> **WHAT YOU SHOULD DO**:
Please determine how many lines of the material include the word "RELATIONSHIPS", and respond with nothing but that number.
***
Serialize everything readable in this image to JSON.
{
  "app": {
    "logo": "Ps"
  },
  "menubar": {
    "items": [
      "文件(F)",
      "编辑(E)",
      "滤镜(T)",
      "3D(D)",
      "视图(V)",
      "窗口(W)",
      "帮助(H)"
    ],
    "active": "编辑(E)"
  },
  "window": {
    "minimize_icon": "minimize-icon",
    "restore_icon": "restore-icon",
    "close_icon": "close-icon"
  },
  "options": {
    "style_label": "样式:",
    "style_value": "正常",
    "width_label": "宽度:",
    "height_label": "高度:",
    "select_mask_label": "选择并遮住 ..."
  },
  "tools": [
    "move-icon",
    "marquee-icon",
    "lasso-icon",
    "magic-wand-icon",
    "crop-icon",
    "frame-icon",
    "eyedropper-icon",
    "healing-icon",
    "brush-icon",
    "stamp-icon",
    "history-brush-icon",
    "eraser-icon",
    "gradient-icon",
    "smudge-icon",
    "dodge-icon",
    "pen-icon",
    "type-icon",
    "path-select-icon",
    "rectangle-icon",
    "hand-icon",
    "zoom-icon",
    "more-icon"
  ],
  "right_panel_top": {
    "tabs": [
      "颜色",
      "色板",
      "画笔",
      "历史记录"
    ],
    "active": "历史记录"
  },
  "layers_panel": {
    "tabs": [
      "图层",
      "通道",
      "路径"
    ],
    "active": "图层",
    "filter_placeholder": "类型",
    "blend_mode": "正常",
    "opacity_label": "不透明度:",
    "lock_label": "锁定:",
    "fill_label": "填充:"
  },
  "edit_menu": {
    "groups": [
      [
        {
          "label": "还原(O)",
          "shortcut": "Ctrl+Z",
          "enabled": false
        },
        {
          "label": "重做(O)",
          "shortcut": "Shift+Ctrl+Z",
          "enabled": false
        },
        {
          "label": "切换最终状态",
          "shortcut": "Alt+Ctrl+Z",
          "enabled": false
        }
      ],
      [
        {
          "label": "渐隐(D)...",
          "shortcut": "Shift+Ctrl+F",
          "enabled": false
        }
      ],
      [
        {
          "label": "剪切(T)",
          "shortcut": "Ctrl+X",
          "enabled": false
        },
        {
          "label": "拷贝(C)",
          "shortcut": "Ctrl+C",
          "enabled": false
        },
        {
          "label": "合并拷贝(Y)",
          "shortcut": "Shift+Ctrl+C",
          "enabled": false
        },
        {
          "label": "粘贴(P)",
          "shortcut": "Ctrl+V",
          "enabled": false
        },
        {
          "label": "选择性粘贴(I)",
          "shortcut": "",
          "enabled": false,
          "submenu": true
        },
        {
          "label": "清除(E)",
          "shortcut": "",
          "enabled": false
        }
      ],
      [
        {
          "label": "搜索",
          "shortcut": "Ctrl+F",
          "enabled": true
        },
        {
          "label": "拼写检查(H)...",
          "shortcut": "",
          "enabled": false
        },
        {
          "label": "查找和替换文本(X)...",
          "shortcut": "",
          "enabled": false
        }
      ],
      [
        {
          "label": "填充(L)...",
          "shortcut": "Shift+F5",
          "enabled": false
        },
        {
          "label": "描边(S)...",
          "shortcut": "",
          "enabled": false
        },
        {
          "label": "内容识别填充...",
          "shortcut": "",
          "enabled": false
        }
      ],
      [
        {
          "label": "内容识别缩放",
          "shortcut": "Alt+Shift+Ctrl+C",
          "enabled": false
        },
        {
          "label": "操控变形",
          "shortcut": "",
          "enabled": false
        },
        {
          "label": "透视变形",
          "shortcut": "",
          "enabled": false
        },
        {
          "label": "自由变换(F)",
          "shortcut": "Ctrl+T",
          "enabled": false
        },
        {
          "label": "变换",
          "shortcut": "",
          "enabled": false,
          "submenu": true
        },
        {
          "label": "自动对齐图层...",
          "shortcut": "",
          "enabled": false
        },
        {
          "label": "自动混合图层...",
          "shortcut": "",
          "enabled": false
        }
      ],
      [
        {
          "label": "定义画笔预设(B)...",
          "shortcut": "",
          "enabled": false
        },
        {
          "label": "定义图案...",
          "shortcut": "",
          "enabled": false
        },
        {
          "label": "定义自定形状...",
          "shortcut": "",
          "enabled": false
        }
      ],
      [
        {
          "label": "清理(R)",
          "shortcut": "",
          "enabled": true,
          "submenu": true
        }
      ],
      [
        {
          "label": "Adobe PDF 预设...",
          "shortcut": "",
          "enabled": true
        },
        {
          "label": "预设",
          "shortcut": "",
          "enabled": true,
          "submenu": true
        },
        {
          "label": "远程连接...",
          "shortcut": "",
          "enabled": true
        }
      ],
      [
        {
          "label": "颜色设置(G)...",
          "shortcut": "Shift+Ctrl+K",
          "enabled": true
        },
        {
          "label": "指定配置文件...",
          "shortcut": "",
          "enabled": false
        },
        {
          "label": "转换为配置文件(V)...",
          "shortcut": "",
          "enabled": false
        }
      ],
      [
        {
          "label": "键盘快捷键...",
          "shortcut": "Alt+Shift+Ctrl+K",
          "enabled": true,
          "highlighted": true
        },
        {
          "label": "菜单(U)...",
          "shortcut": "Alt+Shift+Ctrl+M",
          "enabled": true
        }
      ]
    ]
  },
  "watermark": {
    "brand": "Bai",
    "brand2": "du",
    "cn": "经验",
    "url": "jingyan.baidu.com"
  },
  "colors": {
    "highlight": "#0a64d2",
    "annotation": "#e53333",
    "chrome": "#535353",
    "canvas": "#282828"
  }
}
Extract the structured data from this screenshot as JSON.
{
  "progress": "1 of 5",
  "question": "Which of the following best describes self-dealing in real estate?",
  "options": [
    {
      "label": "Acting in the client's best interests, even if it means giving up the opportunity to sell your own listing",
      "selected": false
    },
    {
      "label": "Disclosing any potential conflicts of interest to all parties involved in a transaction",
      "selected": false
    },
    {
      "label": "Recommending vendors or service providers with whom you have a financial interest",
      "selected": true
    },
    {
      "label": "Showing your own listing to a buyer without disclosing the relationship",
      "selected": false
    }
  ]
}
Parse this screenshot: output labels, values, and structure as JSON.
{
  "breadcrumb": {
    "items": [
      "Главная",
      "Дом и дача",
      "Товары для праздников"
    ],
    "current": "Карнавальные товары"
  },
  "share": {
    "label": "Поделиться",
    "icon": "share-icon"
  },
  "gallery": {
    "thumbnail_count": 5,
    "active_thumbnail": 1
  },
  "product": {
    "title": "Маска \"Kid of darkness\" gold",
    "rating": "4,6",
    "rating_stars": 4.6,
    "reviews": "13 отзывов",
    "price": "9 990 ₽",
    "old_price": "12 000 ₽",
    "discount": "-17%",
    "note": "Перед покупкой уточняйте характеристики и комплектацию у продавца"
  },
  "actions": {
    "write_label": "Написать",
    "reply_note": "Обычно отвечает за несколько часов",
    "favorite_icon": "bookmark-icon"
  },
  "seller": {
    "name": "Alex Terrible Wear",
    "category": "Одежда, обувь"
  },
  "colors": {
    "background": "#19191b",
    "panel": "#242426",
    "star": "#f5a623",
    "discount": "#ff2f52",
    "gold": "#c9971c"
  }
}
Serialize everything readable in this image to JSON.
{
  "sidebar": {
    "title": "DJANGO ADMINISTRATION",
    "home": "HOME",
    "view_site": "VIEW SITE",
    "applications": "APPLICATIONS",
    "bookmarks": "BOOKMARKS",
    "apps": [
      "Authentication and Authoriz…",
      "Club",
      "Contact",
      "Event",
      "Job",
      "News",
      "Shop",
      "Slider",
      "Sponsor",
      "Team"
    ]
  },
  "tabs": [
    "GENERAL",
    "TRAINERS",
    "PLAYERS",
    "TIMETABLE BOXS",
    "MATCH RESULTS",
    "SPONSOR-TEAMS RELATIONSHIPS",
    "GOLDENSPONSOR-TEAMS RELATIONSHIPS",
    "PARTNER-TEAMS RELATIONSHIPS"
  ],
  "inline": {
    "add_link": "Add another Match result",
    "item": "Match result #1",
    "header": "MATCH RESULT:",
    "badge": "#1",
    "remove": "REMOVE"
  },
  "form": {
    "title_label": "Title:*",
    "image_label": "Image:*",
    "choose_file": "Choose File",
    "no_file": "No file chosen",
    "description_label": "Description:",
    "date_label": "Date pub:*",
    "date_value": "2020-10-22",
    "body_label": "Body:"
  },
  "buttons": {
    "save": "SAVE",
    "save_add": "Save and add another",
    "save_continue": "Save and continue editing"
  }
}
***
> **ANSWER TO THE EXERCISE**:
3